▶ **Goal of the exercise**
Copy every line of the data that contains the string "users".

▶ **Records for this exercise**
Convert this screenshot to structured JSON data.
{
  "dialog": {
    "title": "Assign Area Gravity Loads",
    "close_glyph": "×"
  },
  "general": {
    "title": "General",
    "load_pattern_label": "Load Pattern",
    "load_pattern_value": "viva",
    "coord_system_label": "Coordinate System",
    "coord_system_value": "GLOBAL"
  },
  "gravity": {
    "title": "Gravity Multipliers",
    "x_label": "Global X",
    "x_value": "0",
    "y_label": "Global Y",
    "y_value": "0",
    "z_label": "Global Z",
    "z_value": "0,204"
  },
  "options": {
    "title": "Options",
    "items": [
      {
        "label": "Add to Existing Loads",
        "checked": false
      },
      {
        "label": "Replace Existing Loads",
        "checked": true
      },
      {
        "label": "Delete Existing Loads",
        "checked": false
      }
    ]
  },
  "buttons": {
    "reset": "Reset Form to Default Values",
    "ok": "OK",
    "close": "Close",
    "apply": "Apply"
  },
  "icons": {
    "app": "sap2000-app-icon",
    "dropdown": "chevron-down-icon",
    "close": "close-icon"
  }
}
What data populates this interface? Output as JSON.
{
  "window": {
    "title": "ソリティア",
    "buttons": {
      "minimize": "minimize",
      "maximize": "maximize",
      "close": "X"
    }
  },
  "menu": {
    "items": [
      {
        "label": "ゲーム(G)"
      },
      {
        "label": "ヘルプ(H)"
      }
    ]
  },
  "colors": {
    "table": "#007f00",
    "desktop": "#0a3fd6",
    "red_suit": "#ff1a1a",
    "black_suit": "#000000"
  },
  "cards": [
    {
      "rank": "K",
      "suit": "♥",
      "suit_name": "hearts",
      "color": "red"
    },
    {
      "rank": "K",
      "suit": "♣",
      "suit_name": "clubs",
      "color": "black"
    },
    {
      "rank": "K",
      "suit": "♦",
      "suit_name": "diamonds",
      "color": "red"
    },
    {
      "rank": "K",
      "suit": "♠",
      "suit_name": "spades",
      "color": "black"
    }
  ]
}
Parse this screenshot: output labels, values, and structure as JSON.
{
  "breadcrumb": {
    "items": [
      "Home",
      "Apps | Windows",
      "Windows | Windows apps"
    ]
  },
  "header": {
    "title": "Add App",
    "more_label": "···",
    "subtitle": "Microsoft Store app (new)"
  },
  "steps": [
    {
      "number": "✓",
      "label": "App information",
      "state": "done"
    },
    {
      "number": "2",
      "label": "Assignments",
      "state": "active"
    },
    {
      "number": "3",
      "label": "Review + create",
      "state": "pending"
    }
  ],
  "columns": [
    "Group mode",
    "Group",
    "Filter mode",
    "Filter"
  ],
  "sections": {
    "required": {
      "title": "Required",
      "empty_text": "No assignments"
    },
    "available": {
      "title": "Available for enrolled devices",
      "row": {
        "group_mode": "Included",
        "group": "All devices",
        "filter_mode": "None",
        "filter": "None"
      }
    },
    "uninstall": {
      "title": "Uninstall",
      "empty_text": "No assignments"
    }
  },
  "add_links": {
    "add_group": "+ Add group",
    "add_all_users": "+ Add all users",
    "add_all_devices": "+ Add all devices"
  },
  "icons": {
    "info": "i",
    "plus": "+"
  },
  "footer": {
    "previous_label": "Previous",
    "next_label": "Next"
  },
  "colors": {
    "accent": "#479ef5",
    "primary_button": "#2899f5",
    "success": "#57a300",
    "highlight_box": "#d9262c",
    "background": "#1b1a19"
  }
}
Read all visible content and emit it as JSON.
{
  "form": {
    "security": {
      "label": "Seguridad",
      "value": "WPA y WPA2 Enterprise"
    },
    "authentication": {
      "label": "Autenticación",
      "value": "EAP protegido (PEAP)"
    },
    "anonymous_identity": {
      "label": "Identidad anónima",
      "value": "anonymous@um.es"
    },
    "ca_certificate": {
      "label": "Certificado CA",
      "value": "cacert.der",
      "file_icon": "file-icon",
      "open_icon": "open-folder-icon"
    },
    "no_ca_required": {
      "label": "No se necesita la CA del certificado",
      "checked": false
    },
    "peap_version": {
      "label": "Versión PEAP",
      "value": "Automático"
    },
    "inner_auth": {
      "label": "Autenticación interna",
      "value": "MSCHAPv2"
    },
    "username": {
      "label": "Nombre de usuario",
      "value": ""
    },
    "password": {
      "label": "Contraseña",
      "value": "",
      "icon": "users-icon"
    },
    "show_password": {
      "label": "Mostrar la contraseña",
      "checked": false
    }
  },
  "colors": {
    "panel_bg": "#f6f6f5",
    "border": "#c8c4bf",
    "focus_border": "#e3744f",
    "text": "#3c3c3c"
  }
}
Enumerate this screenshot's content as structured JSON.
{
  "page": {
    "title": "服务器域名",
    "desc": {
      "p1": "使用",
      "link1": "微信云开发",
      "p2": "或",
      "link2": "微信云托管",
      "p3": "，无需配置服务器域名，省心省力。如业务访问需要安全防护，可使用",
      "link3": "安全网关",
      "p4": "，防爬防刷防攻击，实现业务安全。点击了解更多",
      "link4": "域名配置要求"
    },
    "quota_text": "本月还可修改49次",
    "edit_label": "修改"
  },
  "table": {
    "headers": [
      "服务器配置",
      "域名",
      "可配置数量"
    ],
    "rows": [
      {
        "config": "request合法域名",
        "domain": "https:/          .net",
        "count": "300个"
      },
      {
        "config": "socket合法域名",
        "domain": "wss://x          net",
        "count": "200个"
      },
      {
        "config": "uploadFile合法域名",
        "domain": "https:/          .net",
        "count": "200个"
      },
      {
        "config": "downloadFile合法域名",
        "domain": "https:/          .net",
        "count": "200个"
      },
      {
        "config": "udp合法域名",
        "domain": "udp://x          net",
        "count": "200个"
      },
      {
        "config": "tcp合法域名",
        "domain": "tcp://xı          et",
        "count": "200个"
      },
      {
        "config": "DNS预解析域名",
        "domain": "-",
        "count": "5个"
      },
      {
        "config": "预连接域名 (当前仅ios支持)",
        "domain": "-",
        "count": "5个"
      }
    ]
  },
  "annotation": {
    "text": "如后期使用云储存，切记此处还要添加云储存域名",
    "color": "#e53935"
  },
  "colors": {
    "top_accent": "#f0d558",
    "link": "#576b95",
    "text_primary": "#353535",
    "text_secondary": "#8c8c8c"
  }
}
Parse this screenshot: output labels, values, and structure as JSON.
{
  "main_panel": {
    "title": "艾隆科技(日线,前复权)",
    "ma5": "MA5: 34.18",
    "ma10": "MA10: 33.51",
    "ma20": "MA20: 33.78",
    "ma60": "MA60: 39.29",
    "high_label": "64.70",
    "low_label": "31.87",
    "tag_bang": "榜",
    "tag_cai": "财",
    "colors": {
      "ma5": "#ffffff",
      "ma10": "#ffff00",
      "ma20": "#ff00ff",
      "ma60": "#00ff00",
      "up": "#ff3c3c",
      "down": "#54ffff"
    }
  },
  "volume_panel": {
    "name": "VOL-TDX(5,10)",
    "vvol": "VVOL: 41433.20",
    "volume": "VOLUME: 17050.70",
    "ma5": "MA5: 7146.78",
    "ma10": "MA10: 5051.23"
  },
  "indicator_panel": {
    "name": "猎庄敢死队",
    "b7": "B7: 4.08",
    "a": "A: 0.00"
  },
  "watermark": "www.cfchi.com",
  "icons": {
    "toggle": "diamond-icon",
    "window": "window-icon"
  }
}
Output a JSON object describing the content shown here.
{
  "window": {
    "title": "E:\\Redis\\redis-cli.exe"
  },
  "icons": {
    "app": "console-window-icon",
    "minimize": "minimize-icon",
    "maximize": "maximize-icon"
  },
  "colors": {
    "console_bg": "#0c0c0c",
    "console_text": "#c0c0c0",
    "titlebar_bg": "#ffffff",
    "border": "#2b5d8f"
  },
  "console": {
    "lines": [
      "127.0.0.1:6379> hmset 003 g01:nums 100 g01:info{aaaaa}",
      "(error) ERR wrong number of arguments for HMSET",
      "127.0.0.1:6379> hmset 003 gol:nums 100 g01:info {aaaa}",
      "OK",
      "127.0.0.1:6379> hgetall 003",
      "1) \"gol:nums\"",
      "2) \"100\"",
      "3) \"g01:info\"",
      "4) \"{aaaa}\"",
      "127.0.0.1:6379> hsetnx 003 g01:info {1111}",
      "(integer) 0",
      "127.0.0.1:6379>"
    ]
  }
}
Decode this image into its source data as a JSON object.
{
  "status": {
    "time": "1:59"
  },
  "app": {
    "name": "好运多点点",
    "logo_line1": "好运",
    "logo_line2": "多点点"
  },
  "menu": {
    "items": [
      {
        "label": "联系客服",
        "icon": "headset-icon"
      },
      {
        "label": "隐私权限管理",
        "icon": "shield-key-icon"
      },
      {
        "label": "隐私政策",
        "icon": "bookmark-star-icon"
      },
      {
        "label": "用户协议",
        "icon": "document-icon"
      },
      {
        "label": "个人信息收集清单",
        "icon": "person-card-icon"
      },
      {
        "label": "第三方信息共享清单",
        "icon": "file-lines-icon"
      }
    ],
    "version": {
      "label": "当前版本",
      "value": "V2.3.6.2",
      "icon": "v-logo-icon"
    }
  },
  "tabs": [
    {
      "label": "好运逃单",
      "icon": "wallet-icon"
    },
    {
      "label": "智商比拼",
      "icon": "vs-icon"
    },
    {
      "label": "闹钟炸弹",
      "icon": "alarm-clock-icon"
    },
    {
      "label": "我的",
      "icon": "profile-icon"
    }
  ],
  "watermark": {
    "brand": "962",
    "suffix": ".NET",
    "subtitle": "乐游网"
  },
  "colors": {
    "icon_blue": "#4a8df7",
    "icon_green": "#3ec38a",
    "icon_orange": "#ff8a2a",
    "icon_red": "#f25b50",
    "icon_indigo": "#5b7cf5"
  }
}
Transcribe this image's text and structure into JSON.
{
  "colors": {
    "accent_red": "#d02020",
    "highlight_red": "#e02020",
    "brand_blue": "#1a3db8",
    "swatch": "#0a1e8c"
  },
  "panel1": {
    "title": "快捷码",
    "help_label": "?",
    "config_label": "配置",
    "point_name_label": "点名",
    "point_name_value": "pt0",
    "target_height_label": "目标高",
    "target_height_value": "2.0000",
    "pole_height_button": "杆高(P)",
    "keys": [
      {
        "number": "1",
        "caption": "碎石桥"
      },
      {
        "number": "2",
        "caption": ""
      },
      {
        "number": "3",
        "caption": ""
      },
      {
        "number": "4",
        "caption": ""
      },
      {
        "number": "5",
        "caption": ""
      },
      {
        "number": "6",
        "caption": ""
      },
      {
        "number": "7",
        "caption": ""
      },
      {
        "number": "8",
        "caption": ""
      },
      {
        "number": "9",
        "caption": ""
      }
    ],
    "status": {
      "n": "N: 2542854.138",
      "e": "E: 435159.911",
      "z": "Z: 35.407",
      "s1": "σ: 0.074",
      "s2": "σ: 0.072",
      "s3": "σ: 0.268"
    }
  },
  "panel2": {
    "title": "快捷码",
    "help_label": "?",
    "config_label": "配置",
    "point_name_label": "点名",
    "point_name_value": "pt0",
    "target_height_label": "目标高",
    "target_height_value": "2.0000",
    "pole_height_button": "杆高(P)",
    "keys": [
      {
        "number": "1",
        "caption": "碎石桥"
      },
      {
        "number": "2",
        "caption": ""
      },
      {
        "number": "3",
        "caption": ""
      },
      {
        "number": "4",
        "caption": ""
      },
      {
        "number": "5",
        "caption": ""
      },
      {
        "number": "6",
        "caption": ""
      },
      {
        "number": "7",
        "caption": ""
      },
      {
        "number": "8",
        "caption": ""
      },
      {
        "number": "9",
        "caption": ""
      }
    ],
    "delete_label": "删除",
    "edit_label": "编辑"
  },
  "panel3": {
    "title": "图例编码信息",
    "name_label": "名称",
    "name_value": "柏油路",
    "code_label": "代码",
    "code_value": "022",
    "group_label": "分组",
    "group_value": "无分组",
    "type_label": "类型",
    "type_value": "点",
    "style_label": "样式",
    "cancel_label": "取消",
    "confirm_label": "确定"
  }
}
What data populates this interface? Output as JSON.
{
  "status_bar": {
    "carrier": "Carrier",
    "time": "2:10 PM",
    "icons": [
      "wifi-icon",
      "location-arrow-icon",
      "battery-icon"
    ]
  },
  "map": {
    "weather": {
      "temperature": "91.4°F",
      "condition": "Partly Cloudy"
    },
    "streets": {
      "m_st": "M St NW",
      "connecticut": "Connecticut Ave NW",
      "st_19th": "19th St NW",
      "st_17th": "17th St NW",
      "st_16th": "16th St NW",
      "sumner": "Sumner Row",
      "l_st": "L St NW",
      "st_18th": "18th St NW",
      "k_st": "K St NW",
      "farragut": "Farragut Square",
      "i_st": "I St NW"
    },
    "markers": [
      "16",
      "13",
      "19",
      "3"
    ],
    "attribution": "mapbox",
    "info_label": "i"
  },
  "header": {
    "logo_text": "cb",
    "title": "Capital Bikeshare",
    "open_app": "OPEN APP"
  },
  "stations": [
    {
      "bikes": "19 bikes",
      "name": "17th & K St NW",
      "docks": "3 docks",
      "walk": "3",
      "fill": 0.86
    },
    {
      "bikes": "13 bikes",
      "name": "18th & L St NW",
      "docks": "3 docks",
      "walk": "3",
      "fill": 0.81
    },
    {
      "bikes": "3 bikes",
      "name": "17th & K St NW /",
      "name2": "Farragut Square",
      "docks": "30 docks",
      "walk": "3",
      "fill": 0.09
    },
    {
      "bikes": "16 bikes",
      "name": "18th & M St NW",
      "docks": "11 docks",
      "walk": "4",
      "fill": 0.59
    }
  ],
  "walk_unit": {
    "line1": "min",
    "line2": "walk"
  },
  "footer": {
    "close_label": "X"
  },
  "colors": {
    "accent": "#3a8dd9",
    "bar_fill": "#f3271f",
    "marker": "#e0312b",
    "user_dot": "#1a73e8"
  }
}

▶ **The response**
    "add_all_users": "+ Add all users",
      "icon": "users-icon"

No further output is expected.